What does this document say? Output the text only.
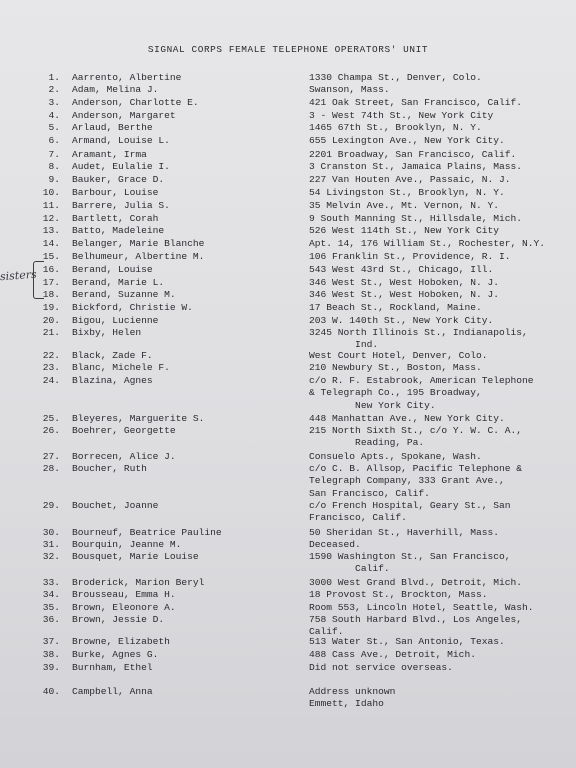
SIGNAL CORPS FEMALE TELEPHONE OPERATORS' UNIT
sisters
1. Aarrento, Albertine	1330 Champa St., Denver, Colo.
2. Adam, Melina J.	Swanson, Mass.
3. Anderson, Charlotte E.	421 Oak Street, San Francisco, Calif.
4. Anderson, Margaret	3 - West 74th St., New York City
5. Arlaud, Berthe	1465 67th St., Brooklyn, N. Y.
6. Armand, Louise L.	655 Lexington Ave., New York City.
7. Aramant, Irma	2201 Broadway, San Francisco, Calif.
8. Audet, Eulalie I.	3 Cranston St., Jamaica Plains, Mass.
9. Bauker, Grace D.	227 Van Houten Ave., Passaic, N. J.
10. Barbour, Louise	54 Livingston St., Brooklyn, N. Y.
11. Barrere, Julia S.	35 Melvin Ave., Mt. Vernon, N. Y.
12. Bartlett, Corah	9 South Manning St., Hillsdale, Mich.
13. Batto, Madeleine	526 West 114th St., New York City
14. Belanger, Marie Blanche	Apt. 14, 176 William St., Rochester, N.Y.
15. Belhumeur, Albertine M.	106 Franklin St., Providence, R. I.
16. Berand, Louise	543 West 43rd St., Chicago, Ill.
17. Berand, Marie L.	346 West St., West Hoboken, N. J.
18. Berand, Suzanne M.	346 West St., West Hoboken, N. J.
19. Bickford, Christie W.	17 Beach St., Rockland, Maine.
20. Bigou, Lucienne	203 W. 140th St., New York City.
21. Bixby, Helen	3245 North Illinois St., Indianapolis,
Ind.
22. Black, Zade F.	West Court Hotel, Denver, Colo.
23. Blanc, Michele F.	210 Newbury St., Boston, Mass.
24. Blazina, Agnes	c/o R. F. Estabrook, American Telephone
& Telegraph Co., 195 Broadway,
New York City.
25. Bleyeres, Marguerite S.	448 Manhattan Ave., New York City.
26. Boehrer, Georgette	215 North Sixth St., c/o Y. W. C. A.,
Reading, Pa.
27. Borrecen, Alice J.	Consuelo Apts., Spokane, Wash.
28. Boucher, Ruth	c/o C. B. Allsop, Pacific Telephone &
Telegraph Company, 333 Grant Ave.,
San Francisco, Calif.
29. Bouchet, Joanne	c/o French Hospital, Geary St., San
Francisco, Calif.
30. Bourneuf, Beatrice Pauline	50 Sheridan St., Haverhill, Mass.
31. Bourquin, Jeanne M.	Deceased.
32. Bousquet, Marie Louise	1590 Washington St., San Francisco,
Calif.
33. Broderick, Marion Beryl	3000 West Grand Blvd., Detroit, Mich.
34. Brousseau, Emma H.	18 Provost St., Brockton, Mass.
35. Brown, Eleonore A.	Room 553, Lincoln Hotel, Seattle, Wash.
36. Brown, Jessie D.	758 South Harbard Blvd., Los Angeles,
Calif.
37. Browne, Elizabeth	513 Water St., San Antonio, Texas.
38. Burke, Agnes G.	488 Cass Ave., Detroit, Mich.
39. Burnham, Ethel	Did not service overseas.
40. Campbell, Anna	Address unknown
Emmett, Idaho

** STATED GOAL **
Omit the pictures and reproduce the listing exactly.

** FINISHED TASK **
What does this document say? Output the text only.
SIGNAL CORPS FEMALE TELEPHONE OPERATORS' UNIT
sisters
1. Aarrento, Albertine	1330 Champa St., Denver, Colo.
2. Adam, Melina J.	Swanson, Mass.
3. Anderson, Charlotte E.	421 Oak Street, San Francisco, Calif.
4. Anderson, Margaret	3 - West 74th St., New York City
5. Arlaud, Berthe	1465 67th St., Brooklyn, N. Y.
6. Armand, Louise L.	655 Lexington Ave., New York City.
7. Aramant, Irma	2201 Broadway, San Francisco, Calif.
8. Audet, Eulalie I.	3 Cranston St., Jamaica Plains, Mass.
9. Bauker, Grace D.	227 Van Houten Ave., Passaic, N. J.
10. Barbour, Louise	54 Livingston St., Brooklyn, N. Y.
11. Barrere, Julia S.	35 Melvin Ave., Mt. Vernon, N. Y.
12. Bartlett, Corah	9 South Manning St., Hillsdale, Mich.
13. Batto, Madeleine	526 West 114th St., New York City
14. Belanger, Marie Blanche	Apt. 14, 176 William St., Rochester, N.Y.
15. Belhumeur, Albertine M.	106 Franklin St., Providence, R. I.
16. Berand, Louise	543 West 43rd St., Chicago, Ill.
17. Berand, Marie L.	346 West St., West Hoboken, N. J.
18. Berand, Suzanne M.	346 West St., West Hoboken, N. J.
19. Bickford, Christie W.	17 Beach St., Rockland, Maine.
20. Bigou, Lucienne	203 W. 140th St., New York City.
21. Bixby, Helen	3245 North Illinois St., Indianapolis,
Ind.
22. Black, Zade F.	West Court Hotel, Denver, Colo.
23. Blanc, Michele F.	210 Newbury St., Boston, Mass.
24. Blazina, Agnes	c/o R. F. Estabrook, American Telephone
& Telegraph Co., 195 Broadway,
New York City.
25. Bleyeres, Marguerite S.	448 Manhattan Ave., New York City.
26. Boehrer, Georgette	215 North Sixth St., c/o Y. W. C. A.,
Reading, Pa.
27. Borrecen, Alice J.	Consuelo Apts., Spokane, Wash.
28. Boucher, Ruth	c/o C. B. Allsop, Pacific Telephone &
Telegraph Company, 333 Grant Ave.,
San Francisco, Calif.
29. Bouchet, Joanne	c/o French Hospital, Geary St., San
Francisco, Calif.
30. Bourneuf, Beatrice Pauline	50 Sheridan St., Haverhill, Mass.
31. Bourquin, Jeanne M.	Deceased.
32. Bousquet, Marie Louise	1590 Washington St., San Francisco,
Calif.
33. Broderick, Marion Beryl	3000 West Grand Blvd., Detroit, Mich.
34. Brousseau, Emma H.	18 Provost St., Brockton, Mass.
35. Brown, Eleonore A.	Room 553, Lincoln Hotel, Seattle, Wash.
36. Brown, Jessie D.	758 South Harbard Blvd., Los Angeles,
Calif.
37. Browne, Elizabeth	513 Water St., San Antonio, Texas.
38. Burke, Agnes G.	488 Cass Ave., Detroit, Mich.
39. Burnham, Ethel	Did not service overseas.
40. Campbell, Anna	Address unknown
Emmett, Idaho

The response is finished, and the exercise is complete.